-- Begin RECORDS SUPPLIED --

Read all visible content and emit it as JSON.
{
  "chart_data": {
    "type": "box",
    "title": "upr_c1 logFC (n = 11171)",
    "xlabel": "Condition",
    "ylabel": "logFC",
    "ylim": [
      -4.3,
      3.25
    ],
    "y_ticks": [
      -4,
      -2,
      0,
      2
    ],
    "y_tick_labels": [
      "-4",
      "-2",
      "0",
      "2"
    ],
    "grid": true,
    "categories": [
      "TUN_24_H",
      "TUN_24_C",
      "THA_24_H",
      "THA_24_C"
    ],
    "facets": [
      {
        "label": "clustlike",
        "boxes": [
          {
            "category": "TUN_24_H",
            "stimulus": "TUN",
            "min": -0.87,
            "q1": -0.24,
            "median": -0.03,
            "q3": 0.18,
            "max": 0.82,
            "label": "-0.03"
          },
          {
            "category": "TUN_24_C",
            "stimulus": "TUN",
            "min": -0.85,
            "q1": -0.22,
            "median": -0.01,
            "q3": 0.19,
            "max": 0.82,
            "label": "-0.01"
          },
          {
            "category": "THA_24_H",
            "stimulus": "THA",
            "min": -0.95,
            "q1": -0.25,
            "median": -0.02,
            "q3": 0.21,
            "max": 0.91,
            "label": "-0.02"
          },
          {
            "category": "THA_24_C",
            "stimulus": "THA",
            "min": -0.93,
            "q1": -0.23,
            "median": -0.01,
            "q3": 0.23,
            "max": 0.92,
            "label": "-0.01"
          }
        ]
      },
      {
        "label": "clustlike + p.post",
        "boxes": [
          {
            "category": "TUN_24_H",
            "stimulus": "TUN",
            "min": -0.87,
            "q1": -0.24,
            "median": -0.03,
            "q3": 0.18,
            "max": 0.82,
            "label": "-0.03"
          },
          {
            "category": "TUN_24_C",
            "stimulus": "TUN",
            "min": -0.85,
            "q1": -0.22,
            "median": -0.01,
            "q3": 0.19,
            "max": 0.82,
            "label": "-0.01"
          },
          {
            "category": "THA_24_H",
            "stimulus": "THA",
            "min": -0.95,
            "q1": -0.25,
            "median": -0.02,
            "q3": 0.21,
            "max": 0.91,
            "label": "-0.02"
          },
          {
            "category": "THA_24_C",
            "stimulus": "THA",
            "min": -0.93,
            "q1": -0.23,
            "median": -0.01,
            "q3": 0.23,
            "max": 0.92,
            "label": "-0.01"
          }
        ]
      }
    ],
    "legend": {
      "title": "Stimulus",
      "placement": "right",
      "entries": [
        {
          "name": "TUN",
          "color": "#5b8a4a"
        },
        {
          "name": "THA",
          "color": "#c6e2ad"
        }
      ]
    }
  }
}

-- End RECORDS SUPPLIED --

— GOAL —
Locate the word "clustlike" in the records above, and return each line that has it.

— OUTPUT BELOW —
        "label": "clustlike",
        "label": "clustlike + p.post",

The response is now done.